• **Exercise details**:
Retype the material in full, keeping every word the same.

• **Source data**:
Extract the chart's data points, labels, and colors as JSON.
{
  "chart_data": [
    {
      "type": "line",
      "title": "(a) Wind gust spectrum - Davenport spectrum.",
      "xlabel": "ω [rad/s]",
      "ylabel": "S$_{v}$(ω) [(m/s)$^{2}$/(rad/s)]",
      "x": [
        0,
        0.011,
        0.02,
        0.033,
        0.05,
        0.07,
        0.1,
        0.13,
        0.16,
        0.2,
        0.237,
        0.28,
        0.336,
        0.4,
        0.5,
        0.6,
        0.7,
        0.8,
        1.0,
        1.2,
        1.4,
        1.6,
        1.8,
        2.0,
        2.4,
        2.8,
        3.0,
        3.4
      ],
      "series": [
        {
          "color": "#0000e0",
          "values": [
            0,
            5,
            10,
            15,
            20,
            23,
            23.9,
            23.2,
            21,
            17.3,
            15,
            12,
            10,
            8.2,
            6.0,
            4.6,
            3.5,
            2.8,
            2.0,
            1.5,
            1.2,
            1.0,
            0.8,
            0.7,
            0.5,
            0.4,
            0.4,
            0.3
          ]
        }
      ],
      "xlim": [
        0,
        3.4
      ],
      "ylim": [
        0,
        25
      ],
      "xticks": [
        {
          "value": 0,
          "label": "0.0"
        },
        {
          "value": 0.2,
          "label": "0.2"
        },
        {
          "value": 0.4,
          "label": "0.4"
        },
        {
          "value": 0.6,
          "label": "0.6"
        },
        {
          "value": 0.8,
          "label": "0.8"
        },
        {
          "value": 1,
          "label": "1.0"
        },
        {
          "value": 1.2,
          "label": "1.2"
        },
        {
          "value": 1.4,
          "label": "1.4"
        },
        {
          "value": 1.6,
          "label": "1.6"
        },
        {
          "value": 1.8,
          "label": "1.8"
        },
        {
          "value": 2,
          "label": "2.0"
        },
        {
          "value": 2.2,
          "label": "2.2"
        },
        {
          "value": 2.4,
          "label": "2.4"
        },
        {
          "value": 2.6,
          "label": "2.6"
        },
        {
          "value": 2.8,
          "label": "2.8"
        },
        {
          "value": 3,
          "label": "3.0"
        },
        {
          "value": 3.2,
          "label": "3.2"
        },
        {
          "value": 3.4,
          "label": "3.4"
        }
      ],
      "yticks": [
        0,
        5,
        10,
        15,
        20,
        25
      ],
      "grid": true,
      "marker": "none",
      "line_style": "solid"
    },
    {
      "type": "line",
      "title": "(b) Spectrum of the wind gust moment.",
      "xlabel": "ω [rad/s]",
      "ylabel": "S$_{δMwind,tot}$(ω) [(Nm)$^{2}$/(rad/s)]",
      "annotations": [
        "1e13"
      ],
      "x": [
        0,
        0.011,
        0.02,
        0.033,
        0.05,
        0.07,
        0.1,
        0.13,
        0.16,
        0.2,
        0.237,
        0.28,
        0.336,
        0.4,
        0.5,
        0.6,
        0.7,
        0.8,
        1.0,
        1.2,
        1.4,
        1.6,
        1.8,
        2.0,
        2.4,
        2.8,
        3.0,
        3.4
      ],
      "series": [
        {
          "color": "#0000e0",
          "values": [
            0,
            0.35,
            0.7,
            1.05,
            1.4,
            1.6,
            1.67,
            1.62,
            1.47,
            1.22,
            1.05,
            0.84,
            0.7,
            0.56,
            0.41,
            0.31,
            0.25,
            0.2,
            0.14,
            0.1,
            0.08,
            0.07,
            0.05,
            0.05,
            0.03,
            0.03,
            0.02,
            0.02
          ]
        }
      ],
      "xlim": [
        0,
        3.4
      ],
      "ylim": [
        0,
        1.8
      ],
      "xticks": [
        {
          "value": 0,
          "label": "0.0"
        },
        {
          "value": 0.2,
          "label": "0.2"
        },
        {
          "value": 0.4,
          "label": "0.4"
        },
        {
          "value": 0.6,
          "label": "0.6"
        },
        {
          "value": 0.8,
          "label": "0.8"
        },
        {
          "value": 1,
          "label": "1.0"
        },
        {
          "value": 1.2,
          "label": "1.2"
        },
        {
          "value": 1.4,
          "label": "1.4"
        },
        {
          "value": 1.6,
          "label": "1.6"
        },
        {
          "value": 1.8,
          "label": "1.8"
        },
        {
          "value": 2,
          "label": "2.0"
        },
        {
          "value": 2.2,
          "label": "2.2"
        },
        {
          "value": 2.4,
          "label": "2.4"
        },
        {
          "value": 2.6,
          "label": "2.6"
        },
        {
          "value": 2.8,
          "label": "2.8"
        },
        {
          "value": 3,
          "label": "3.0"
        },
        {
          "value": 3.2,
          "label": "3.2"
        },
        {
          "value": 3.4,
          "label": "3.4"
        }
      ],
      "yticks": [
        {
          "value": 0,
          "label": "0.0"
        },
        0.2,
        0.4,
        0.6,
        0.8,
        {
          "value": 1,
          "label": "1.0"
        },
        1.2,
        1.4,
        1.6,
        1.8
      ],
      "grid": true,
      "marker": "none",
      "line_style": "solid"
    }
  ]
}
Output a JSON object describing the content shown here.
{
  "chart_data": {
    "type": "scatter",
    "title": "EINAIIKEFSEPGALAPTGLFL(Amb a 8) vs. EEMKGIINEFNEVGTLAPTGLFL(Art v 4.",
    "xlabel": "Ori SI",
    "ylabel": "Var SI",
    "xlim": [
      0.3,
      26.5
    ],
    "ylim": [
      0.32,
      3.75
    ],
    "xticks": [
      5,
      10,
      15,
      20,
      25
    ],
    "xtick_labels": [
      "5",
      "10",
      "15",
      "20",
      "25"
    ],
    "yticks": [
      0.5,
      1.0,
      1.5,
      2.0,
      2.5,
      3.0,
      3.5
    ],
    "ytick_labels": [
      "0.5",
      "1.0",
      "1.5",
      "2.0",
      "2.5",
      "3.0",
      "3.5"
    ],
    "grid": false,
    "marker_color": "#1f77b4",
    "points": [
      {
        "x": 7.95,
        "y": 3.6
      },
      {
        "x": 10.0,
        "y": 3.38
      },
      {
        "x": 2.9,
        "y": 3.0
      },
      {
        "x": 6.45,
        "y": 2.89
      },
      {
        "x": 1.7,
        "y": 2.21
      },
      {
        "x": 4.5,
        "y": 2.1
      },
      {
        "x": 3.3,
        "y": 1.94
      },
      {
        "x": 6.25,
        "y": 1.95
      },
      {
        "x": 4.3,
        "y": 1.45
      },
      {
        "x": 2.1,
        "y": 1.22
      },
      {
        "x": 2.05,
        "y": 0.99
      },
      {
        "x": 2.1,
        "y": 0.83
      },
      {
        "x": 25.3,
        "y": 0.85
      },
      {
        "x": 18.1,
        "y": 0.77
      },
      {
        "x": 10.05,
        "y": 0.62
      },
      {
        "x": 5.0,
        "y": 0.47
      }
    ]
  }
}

• **Exercise solution**:
Extract the chart's data points, labels, and colors as JSON.
{
  "chart_data": [
    {
      "type": "line",
      "title": "(a) Wind gust spectrum - Davenport spectrum.",
      "xlabel": "ω [rad/s]",
      "ylabel": "S$_{v}$(ω) [(m/s)$^{2}$/(rad/s)]",
      "x": [
        0,
        0.011,
        0.02,
        0.033,
        0.05,
        0.07,
        0.1,
        0.13,
        0.16,
        0.2,
        0.237,
        0.28,
        0.336,
        0.4,
        0.5,
        0.6,
        0.7,
        0.8,
        1.0,
        1.2,
        1.4,
        1.6,
        1.8,
        2.0,
        2.4,
        2.8,
        3.0,
        3.4
      ],
      "series": [
        {
          "color": "#0000e0",
          "values": [
            0,
            5,
            10,
            15,
            20,
            23,
            23.9,
            23.2,
            21,
            17.3,
            15,
            12,
            10,
            8.2,
            6.0,
            4.6,
            3.5,
            2.8,
            2.0,
            1.5,
            1.2,
            1.0,
            0.8,
            0.7,
            0.5,
            0.4,
            0.4,
            0.3
          ]
        }
      ],
      "xlim": [
        0,
        3.4
      ],
      "ylim": [
        0,
        25
      ],
      "xticks": [
        {
          "value": 0,
          "label": "0.0"
        },
        {
          "value": 0.2,
          "label": "0.2"
        },
        {
          "value": 0.4,
          "label": "0.4"
        },
        {
          "value": 0.6,
          "label": "0.6"
        },
        {
          "value": 0.8,
          "label": "0.8"
        },
        {
          "value": 1,
          "label": "1.0"
        },
        {
          "value": 1.2,
          "label": "1.2"
        },
        {
          "value": 1.4,
          "label": "1.4"
        },
        {
          "value": 1.6,
          "label": "1.6"
        },
        {
          "value": 1.8,
          "label": "1.8"
        },
        {
          "value": 2,
          "label": "2.0"
        },
        {
          "value": 2.2,
          "label": "2.2"
        },
        {
          "value": 2.4,
          "label": "2.4"
        },
        {
          "value": 2.6,
          "label": "2.6"
        },
        {
          "value": 2.8,
          "label": "2.8"
        },
        {
          "value": 3,
          "label": "3.0"
        },
        {
          "value": 3.2,
          "label": "3.2"
        },
        {
          "value": 3.4,
          "label": "3.4"
        }
      ],
      "yticks": [
        0,
        5,
        10,
        15,
        20,
        25
      ],
      "grid": true,
      "marker": "none",
      "line_style": "solid"
    },
    {
      "type": "line",
      "title": "(b) Spectrum of the wind gust moment.",
      "xlabel": "ω [rad/s]",
      "ylabel": "S$_{δMwind,tot}$(ω) [(Nm)$^{2}$/(rad/s)]",
      "annotations": [
        "1e13"
      ],
      "x": [
        0,
        0.011,
        0.02,
        0.033,
        0.05,
        0.07,
        0.1,
        0.13,
        0.16,
        0.2,
        0.237,
        0.28,
        0.336,
        0.4,
        0.5,
        0.6,
        0.7,
        0.8,
        1.0,
        1.2,
        1.4,
        1.6,
        1.8,
        2.0,
        2.4,
        2.8,
        3.0,
        3.4
      ],
      "series": [
        {
          "color": "#0000e0",
          "values": [
            0,
            0.35,
            0.7,
            1.05,
            1.4,
            1.6,
            1.67,
            1.62,
            1.47,
            1.22,
            1.05,
            0.84,
            0.7,
            0.56,
            0.41,
            0.31,
            0.25,
            0.2,
            0.14,
            0.1,
            0.08,
            0.07,
            0.05,
            0.05,
            0.03,
            0.03,
            0.02,
            0.02
          ]
        }
      ],
      "xlim": [
        0,
        3.4
      ],
      "ylim": [
        0,
        1.8
      ],
      "xticks": [
        {
          "value": 0,
          "label": "0.0"
        },
        {
          "value": 0.2,
          "label": "0.2"
        },
        {
          "value": 0.4,
          "label": "0.4"
        },
        {
          "value": 0.6,
          "label": "0.6"
        },
        {
          "value": 0.8,
          "label": "0.8"
        },
        {
          "value": 1,
          "label": "1.0"
        },
        {
          "value": 1.2,
          "label": "1.2"
        },
        {
          "value": 1.4,
          "label": "1.4"
        },
        {
          "value": 1.6,
          "label": "1.6"
        },
        {
          "value": 1.8,
          "label": "1.8"
        },
        {
          "value": 2,
          "label": "2.0"
        },
        {
          "value": 2.2,
          "label": "2.2"
        },
        {
          "value": 2.4,
          "label": "2.4"
        },
        {
          "value": 2.6,
          "label": "2.6"
        },
        {
          "value": 2.8,
          "label": "2.8"
        },
        {
          "value": 3,
          "label": "3.0"
        },
        {
          "value": 3.2,
          "label": "3.2"
        },
        {
          "value": 3.4,
          "label": "3.4"
        }
      ],
      "yticks": [
        {
          "value": 0,
          "label": "0.0"
        },
        0.2,
        0.4,
        0.6,
        0.8,
        {
          "value": 1,
          "label": "1.0"
        },
        1.2,
        1.4,
        1.6,
        1.8
      ],
      "grid": true,
      "marker": "none",
      "line_style": "solid"
    }
  ]
}
Output a JSON object describing the content shown here.
{
  "chart_data": {
    "type": "scatter",
    "title": "EINAIIKEFSEPGALAPTGLFL(Amb a 8) vs. EEMKGIINEFNEVGTLAPTGLFL(Art v 4.",
    "xlabel": "Ori SI",
    "ylabel": "Var SI",
    "xlim": [
      0.3,
      26.5
    ],
    "ylim": [
      0.32,
      3.75
    ],
    "xticks": [
      5,
      10,
      15,
      20,
      25
    ],
    "xtick_labels": [
      "5",
      "10",
      "15",
      "20",
      "25"
    ],
    "yticks": [
      0.5,
      1.0,
      1.5,
      2.0,
      2.5,
      3.0,
      3.5
    ],
    "ytick_labels": [
      "0.5",
      "1.0",
      "1.5",
      "2.0",
      "2.5",
      "3.0",
      "3.5"
    ],
    "grid": false,
    "marker_color": "#1f77b4",
    "points": [
      {
        "x": 7.95,
        "y": 3.6
      },
      {
        "x": 10.0,
        "y": 3.38
      },
      {
        "x": 2.9,
        "y": 3.0
      },
      {
        "x": 6.45,
        "y": 2.89
      },
      {
        "x": 1.7,
        "y": 2.21
      },
      {
        "x": 4.5,
        "y": 2.1
      },
      {
        "x": 3.3,
        "y": 1.94
      },
      {
        "x": 6.25,
        "y": 1.95
      },
      {
        "x": 4.3,
        "y": 1.45
      },
      {
        "x": 2.1,
        "y": 1.22
      },
      {
        "x": 2.05,
        "y": 0.99
      },
      {
        "x": 2.1,
        "y": 0.83
      },
      {
        "x": 25.3,
        "y": 0.85
      },
      {
        "x": 18.1,
        "y": 0.77
      },
      {
        "x": 10.05,
        "y": 0.62
      },
      {
        "x": 5.0,
        "y": 0.47
      }
    ]
  }
}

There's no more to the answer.